>> Start Input data

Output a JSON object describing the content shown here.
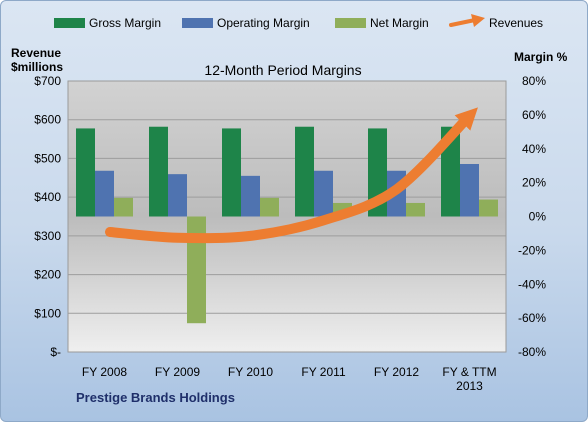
{
  "chart_data": {
    "type": "bar",
    "title": "12-Month Period Margins",
    "categories": [
      "FY 2008",
      "FY 2009",
      "FY 2010",
      "FY 2011",
      "FY 2012",
      "FY & TTM 2013"
    ],
    "series": [
      {
        "name": "Gross Margin",
        "axis": "right",
        "color": "#1e8449",
        "values": [
          52,
          53,
          52,
          53,
          52,
          53
        ]
      },
      {
        "name": "Operating Margin",
        "axis": "right",
        "color": "#4f73b0",
        "values": [
          27,
          25,
          24,
          27,
          27,
          31
        ]
      },
      {
        "name": "Net Margin",
        "axis": "right",
        "color": "#8fae5a",
        "values": [
          11,
          -63,
          11,
          8,
          8,
          10
        ]
      },
      {
        "name": "Revenues",
        "type": "line",
        "axis": "left",
        "color": "#ed7d31",
        "values": [
          310,
          295,
          300,
          340,
          420,
          610
        ]
      }
    ],
    "left_axis": {
      "label_lines": [
        "Revenue",
        "$millions"
      ],
      "ylim": [
        0,
        700
      ],
      "ticks": [
        0,
        100,
        200,
        300,
        400,
        500,
        600,
        700
      ],
      "tick_labels": [
        "$-",
        "$100",
        "$200",
        "$300",
        "$400",
        "$500",
        "$600",
        "$700"
      ]
    },
    "right_axis": {
      "label": "Margin %",
      "ylim": [
        -80,
        80
      ],
      "ticks": [
        -80,
        -60,
        -40,
        -20,
        0,
        20,
        40,
        60,
        80
      ],
      "tick_labels": [
        "-80%",
        "-60%",
        "-40%",
        "-20%",
        "0%",
        "20%",
        "40%",
        "60%",
        "80%"
      ]
    },
    "category_label_lines": [
      [
        "FY 2008"
      ],
      [
        "FY 2009"
      ],
      [
        "FY 2010"
      ],
      [
        "FY 2011"
      ],
      [
        "FY 2012"
      ],
      [
        "FY & TTM",
        "2013"
      ]
    ],
    "legend_position": "top",
    "grid": true,
    "footer": "Prestige Brands Holdings"
  }
}
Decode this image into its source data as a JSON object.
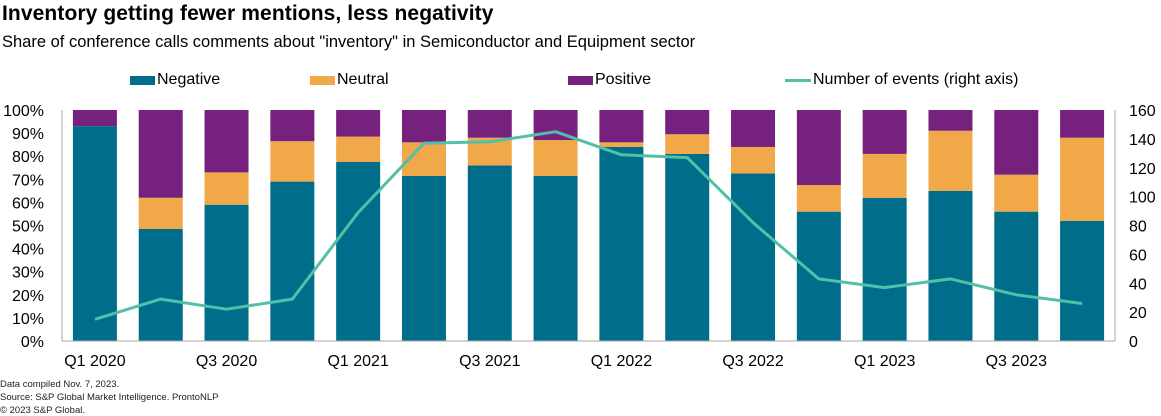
{
  "header": {
    "title": "Inventory getting fewer mentions, less negativity",
    "subtitle": "Share of conference calls comments about \"inventory\" in Semiconductor and Equipment sector"
  },
  "legend": [
    {
      "name": "Negative",
      "kind": "bar",
      "color": "#006E8A"
    },
    {
      "name": "Neutral",
      "kind": "bar",
      "color": "#F0A848"
    },
    {
      "name": "Positive",
      "kind": "bar",
      "color": "#77217F"
    },
    {
      "name": "Number of events (right axis)",
      "kind": "line",
      "color": "#52C0A8"
    }
  ],
  "footer": {
    "line1": "Data compiled Nov. 7, 2023.",
    "line2": "Source: S&P Global Market Intelligence. ProntoNLP",
    "line3": "© 2023 S&P Global."
  },
  "chart_data": {
    "type": "bar",
    "stacked": true,
    "title": "Inventory getting fewer mentions, less negativity",
    "subtitle": "Share of conference calls comments about \"inventory\" in Semiconductor and Equipment sector",
    "categories": [
      "Q1 2020",
      "Q2 2020",
      "Q3 2020",
      "Q4 2020",
      "Q1 2021",
      "Q2 2021",
      "Q3 2021",
      "Q4 2021",
      "Q1 2022",
      "Q2 2022",
      "Q3 2022",
      "Q4 2022",
      "Q1 2023",
      "Q2 2023",
      "Q3 2023",
      "Q4 2023"
    ],
    "x_tick_labels": [
      "Q1 2020",
      "",
      "Q3 2020",
      "",
      "Q1 2021",
      "",
      "Q3 2021",
      "",
      "Q1 2022",
      "",
      "Q3 2022",
      "",
      "Q1 2023",
      "",
      "Q3 2023",
      ""
    ],
    "series": [
      {
        "name": "Negative",
        "axis": "left",
        "color": "#006E8A",
        "values": [
          93,
          48.5,
          59,
          69,
          77.5,
          71.5,
          76,
          71.5,
          84,
          81,
          72.5,
          56,
          62,
          65,
          56,
          52
        ]
      },
      {
        "name": "Neutral",
        "axis": "left",
        "color": "#F0A848",
        "values": [
          0,
          13.5,
          14,
          17.5,
          11,
          14.5,
          12,
          15.5,
          2,
          8.5,
          11.5,
          11.5,
          19,
          26,
          16,
          36
        ]
      },
      {
        "name": "Positive",
        "axis": "left",
        "color": "#77217F",
        "values": [
          7,
          38,
          27,
          13.5,
          11.5,
          14,
          12,
          13,
          14,
          10.5,
          16,
          32.5,
          19,
          9,
          28,
          12
        ]
      },
      {
        "name": "Number of events (right axis)",
        "axis": "right",
        "type": "line",
        "color": "#52C0A8",
        "values": [
          15,
          29,
          22,
          29,
          89,
          137,
          138,
          145,
          129,
          127,
          82,
          43,
          37,
          43,
          32,
          26
        ]
      }
    ],
    "y_left": {
      "min": 0,
      "max": 100,
      "ticks": [
        "0%",
        "10%",
        "20%",
        "30%",
        "40%",
        "50%",
        "60%",
        "70%",
        "80%",
        "90%",
        "100%"
      ]
    },
    "y_right": {
      "min": 0,
      "max": 160,
      "ticks": [
        "0",
        "20",
        "40",
        "60",
        "80",
        "100",
        "120",
        "140",
        "160"
      ]
    },
    "legend_position": "top",
    "grid": false
  }
}
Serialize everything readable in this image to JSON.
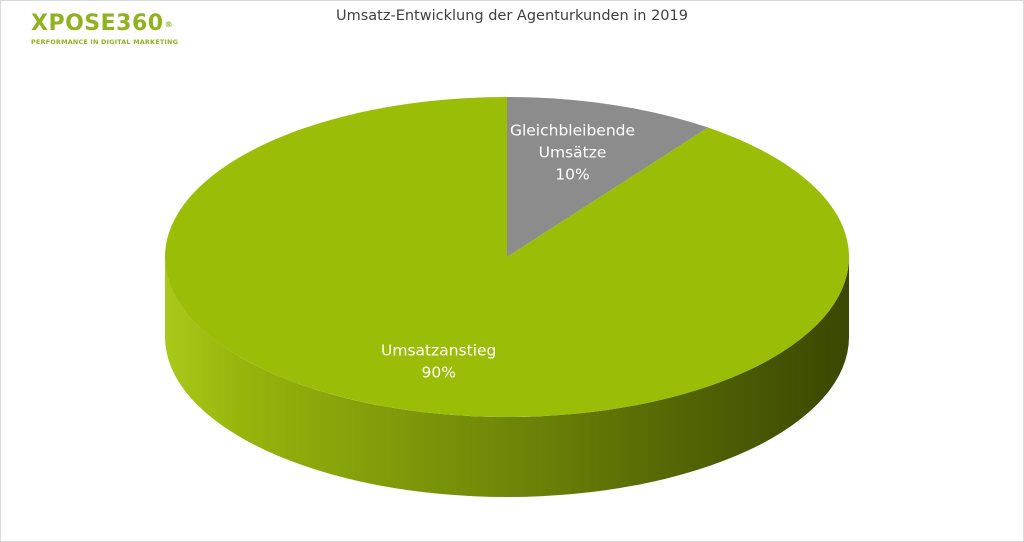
{
  "logo": {
    "name": "XPOSE360",
    "registered_mark": "®",
    "tagline": "PERFORMANCE IN DIGITAL MARKETING",
    "color": "#8fb31f"
  },
  "chart_data": {
    "type": "pie",
    "title": "Umsatz-Entwicklung der Agenturkunden in 2019",
    "style": "3d",
    "slices": [
      {
        "label_lines": [
          "Gleichbleibende",
          "Umsätze"
        ],
        "value": 10,
        "value_label": "10%",
        "color": "#8c8c8c"
      },
      {
        "label_lines": [
          "Umsatzanstieg"
        ],
        "value": 90,
        "value_label": "90%",
        "color": "#9abd07"
      }
    ],
    "legend": "none"
  }
}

>> End Input data

(Goal): Except for the pictures, reproduce every line exactly.

(Result of the task):
Output a JSON object describing the content shown here.
{
  "chart_data": {
    "type": "bar",
    "title": "12-Month Period Margins",
    "categories": [
      "FY 2008",
      "FY 2009",
      "FY 2010",
      "FY 2011",
      "FY 2012",
      "FY & TTM 2013"
    ],
    "series": [
      {
        "name": "Gross Margin",
        "axis": "right",
        "color": "#1e8449",
        "values": [
          52,
          53,
          52,
          53,
          52,
          53
        ]
      },
      {
        "name": "Operating Margin",
        "axis": "right",
        "color": "#4f73b0",
        "values": [
          27,
          25,
          24,
          27,
          27,
          31
        ]
      },
      {
        "name": "Net Margin",
        "axis": "right",
        "color": "#8fae5a",
        "values": [
          11,
          -63,
          11,
          8,
          8,
          10
        ]
      },
      {
        "name": "Revenues",
        "type": "line",
        "axis": "left",
        "color": "#ed7d31",
        "values": [
          310,
          295,
          300,
          340,
          420,
          610
        ]
      }
    ],
    "left_axis": {
      "label_lines": [
        "Revenue",
        "$millions"
      ],
      "ylim": [
        0,
        700
      ],
      "ticks": [
        0,
        100,
        200,
        300,
        400,
        500,
        600,
        700
      ],
      "tick_labels": [
        "$-",
        "$100",
        "$200",
        "$300",
        "$400",
        "$500",
        "$600",
        "$700"
      ]
    },
    "right_axis": {
      "label": "Margin %",
      "ylim": [
        -80,
        80
      ],
      "ticks": [
        -80,
        -60,
        -40,
        -20,
        0,
        20,
        40,
        60,
        80
      ],
      "tick_labels": [
        "-80%",
        "-60%",
        "-40%",
        "-20%",
        "0%",
        "20%",
        "40%",
        "60%",
        "80%"
      ]
    },
    "category_label_lines": [
      [
        "FY 2008"
      ],
      [
        "FY 2009"
      ],
      [
        "FY 2010"
      ],
      [
        "FY 2011"
      ],
      [
        "FY 2012"
      ],
      [
        "FY & TTM",
        "2013"
      ]
    ],
    "legend_position": "top",
    "grid": true,
    "footer": "Prestige Brands Holdings"
  }
}
Decode this image into its source data as a JSON object.
{
  "header": {
    "title": "Inventory getting fewer mentions, less negativity",
    "subtitle": "Share of conference calls comments about \"inventory\" in Semiconductor and Equipment sector"
  },
  "legend": [
    {
      "name": "Negative",
      "kind": "bar",
      "color": "#006E8A"
    },
    {
      "name": "Neutral",
      "kind": "bar",
      "color": "#F0A848"
    },
    {
      "name": "Positive",
      "kind": "bar",
      "color": "#77217F"
    },
    {
      "name": "Number of events (right axis)",
      "kind": "line",
      "color": "#52C0A8"
    }
  ],
  "footer": {
    "line1": "Data compiled Nov. 7, 2023.",
    "line2": "Source: S&P Global Market Intelligence. ProntoNLP",
    "line3": "© 2023 S&P Global."
  },
  "chart_data": {
    "type": "bar",
    "stacked": true,
    "title": "Inventory getting fewer mentions, less negativity",
    "subtitle": "Share of conference calls comments about \"inventory\" in Semiconductor and Equipment sector",
    "categories": [
      "Q1 2020",
      "Q2 2020",
      "Q3 2020",
      "Q4 2020",
      "Q1 2021",
      "Q2 2021",
      "Q3 2021",
      "Q4 2021",
      "Q1 2022",
      "Q2 2022",
      "Q3 2022",
      "Q4 2022",
      "Q1 2023",
      "Q2 2023",
      "Q3 2023",
      "Q4 2023"
    ],
    "x_tick_labels": [
      "Q1 2020",
      "",
      "Q3 2020",
      "",
      "Q1 2021",
      "",
      "Q3 2021",
      "",
      "Q1 2022",
      "",
      "Q3 2022",
      "",
      "Q1 2023",
      "",
      "Q3 2023",
      ""
    ],
    "series": [
      {
        "name": "Negative",
        "axis": "left",
        "color": "#006E8A",
        "values": [
          93,
          48.5,
          59,
          69,
          77.5,
          71.5,
          76,
          71.5,
          84,
          81,
          72.5,
          56,
          62,
          65,
          56,
          52
        ]
      },
      {
        "name": "Neutral",
        "axis": "left",
        "color": "#F0A848",
        "values": [
          0,
          13.5,
          14,
          17.5,
          11,
          14.5,
          12,
          15.5,
          2,
          8.5,
          11.5,
          11.5,
          19,
          26,
          16,
          36
        ]
      },
      {
        "name": "Positive",
        "axis": "left",
        "color": "#77217F",
        "values": [
          7,
          38,
          27,
          13.5,
          11.5,
          14,
          12,
          13,
          14,
          10.5,
          16,
          32.5,
          19,
          9,
          28,
          12
        ]
      },
      {
        "name": "Number of events (right axis)",
        "axis": "right",
        "type": "line",
        "color": "#52C0A8",
        "values": [
          15,
          29,
          22,
          29,
          89,
          137,
          138,
          145,
          129,
          127,
          82,
          43,
          37,
          43,
          32,
          26
        ]
      }
    ],
    "y_left": {
      "min": 0,
      "max": 100,
      "ticks": [
        "0%",
        "10%",
        "20%",
        "30%",
        "40%",
        "50%",
        "60%",
        "70%",
        "80%",
        "90%",
        "100%"
      ]
    },
    "y_right": {
      "min": 0,
      "max": 160,
      "ticks": [
        "0",
        "20",
        "40",
        "60",
        "80",
        "100",
        "120",
        "140",
        "160"
      ]
    },
    "legend_position": "top",
    "grid": false
  }
}
Serialize everything readable in this image to JSON.
{
  "logo": {
    "name": "XPOSE360",
    "registered_mark": "®",
    "tagline": "PERFORMANCE IN DIGITAL MARKETING",
    "color": "#8fb31f"
  },
  "chart_data": {
    "type": "pie",
    "title": "Umsatz-Entwicklung der Agenturkunden in 2019",
    "style": "3d",
    "slices": [
      {
        "label_lines": [
          "Gleichbleibende",
          "Umsätze"
        ],
        "value": 10,
        "value_label": "10%",
        "color": "#8c8c8c"
      },
      {
        "label_lines": [
          "Umsatzanstieg"
        ],
        "value": 90,
        "value_label": "90%",
        "color": "#9abd07"
      }
    ],
    "legend": "none"
  }
}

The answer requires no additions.